-- start Records to use --

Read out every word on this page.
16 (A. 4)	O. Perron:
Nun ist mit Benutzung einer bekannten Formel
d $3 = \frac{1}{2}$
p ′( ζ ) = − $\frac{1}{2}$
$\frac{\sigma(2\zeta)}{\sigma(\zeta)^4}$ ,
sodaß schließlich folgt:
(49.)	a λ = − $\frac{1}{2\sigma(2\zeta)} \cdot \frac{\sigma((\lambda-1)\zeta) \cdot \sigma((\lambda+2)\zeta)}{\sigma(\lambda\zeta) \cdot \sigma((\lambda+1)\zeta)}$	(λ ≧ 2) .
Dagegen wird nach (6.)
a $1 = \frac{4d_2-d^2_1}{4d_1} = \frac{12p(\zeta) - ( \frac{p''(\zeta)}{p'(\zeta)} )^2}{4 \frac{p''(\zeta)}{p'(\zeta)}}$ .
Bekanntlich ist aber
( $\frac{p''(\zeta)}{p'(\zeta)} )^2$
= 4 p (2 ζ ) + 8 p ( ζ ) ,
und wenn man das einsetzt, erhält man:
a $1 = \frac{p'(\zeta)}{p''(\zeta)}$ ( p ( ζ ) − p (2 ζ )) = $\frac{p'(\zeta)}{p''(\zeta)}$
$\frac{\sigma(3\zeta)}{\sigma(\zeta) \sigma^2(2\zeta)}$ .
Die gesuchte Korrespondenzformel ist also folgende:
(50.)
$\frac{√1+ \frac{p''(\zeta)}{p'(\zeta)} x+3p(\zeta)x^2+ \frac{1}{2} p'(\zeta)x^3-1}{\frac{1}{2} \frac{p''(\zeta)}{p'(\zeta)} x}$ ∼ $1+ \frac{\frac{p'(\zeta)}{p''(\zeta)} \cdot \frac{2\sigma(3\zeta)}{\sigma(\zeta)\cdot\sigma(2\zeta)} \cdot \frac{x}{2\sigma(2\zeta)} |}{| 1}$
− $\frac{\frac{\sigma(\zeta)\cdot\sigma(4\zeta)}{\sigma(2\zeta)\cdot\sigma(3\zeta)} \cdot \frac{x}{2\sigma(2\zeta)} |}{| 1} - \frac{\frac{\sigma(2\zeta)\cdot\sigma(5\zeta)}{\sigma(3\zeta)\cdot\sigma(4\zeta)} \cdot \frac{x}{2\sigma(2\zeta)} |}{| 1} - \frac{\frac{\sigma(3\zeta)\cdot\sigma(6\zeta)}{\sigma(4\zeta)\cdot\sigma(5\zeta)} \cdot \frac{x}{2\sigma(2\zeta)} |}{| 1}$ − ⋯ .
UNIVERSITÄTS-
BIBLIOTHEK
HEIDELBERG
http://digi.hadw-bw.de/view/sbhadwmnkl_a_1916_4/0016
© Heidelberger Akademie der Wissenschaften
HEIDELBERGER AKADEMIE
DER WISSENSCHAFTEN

-- end Records to use --

Description of the task: Recopy the entries above exactly, with every line included.

Result:
Read out every word on this page.
16 (A. 4)	O. Perron:
Nun ist mit Benutzung einer bekannten Formel
d $3 = \frac{1}{2}$
p ′( ζ ) = − $\frac{1}{2}$
$\frac{\sigma(2\zeta)}{\sigma(\zeta)^4}$ ,
sodaß schließlich folgt:
(49.)	a λ = − $\frac{1}{2\sigma(2\zeta)} \cdot \frac{\sigma((\lambda-1)\zeta) \cdot \sigma((\lambda+2)\zeta)}{\sigma(\lambda\zeta) \cdot \sigma((\lambda+1)\zeta)}$	(λ ≧ 2) .
Dagegen wird nach (6.)
a $1 = \frac{4d_2-d^2_1}{4d_1} = \frac{12p(\zeta) - ( \frac{p''(\zeta)}{p'(\zeta)} )^2}{4 \frac{p''(\zeta)}{p'(\zeta)}}$ .
Bekanntlich ist aber
( $\frac{p''(\zeta)}{p'(\zeta)} )^2$
= 4 p (2 ζ ) + 8 p ( ζ ) ,
und wenn man das einsetzt, erhält man:
a $1 = \frac{p'(\zeta)}{p''(\zeta)}$ ( p ( ζ ) − p (2 ζ )) = $\frac{p'(\zeta)}{p''(\zeta)}$
$\frac{\sigma(3\zeta)}{\sigma(\zeta) \sigma^2(2\zeta)}$ .
Die gesuchte Korrespondenzformel ist also folgende:
(50.)
$\frac{√1+ \frac{p''(\zeta)}{p'(\zeta)} x+3p(\zeta)x^2+ \frac{1}{2} p'(\zeta)x^3-1}{\frac{1}{2} \frac{p''(\zeta)}{p'(\zeta)} x}$ ∼ $1+ \frac{\frac{p'(\zeta)}{p''(\zeta)} \cdot \frac{2\sigma(3\zeta)}{\sigma(\zeta)\cdot\sigma(2\zeta)} \cdot \frac{x}{2\sigma(2\zeta)} |}{| 1}$
− $\frac{\frac{\sigma(\zeta)\cdot\sigma(4\zeta)}{\sigma(2\zeta)\cdot\sigma(3\zeta)} \cdot \frac{x}{2\sigma(2\zeta)} |}{| 1} - \frac{\frac{\sigma(2\zeta)\cdot\sigma(5\zeta)}{\sigma(3\zeta)\cdot\sigma(4\zeta)} \cdot \frac{x}{2\sigma(2\zeta)} |}{| 1} - \frac{\frac{\sigma(3\zeta)\cdot\sigma(6\zeta)}{\sigma(4\zeta)\cdot\sigma(5\zeta)} \cdot \frac{x}{2\sigma(2\zeta)} |}{| 1}$ − ⋯ .
UNIVERSITÄTS-
BIBLIOTHEK
HEIDELBERG
http://digi.hadw-bw.de/view/sbhadwmnkl_a_1916_4/0016
© Heidelberger Akademie der Wissenschaften
HEIDELBERGER AKADEMIE
DER WISSENSCHAFTEN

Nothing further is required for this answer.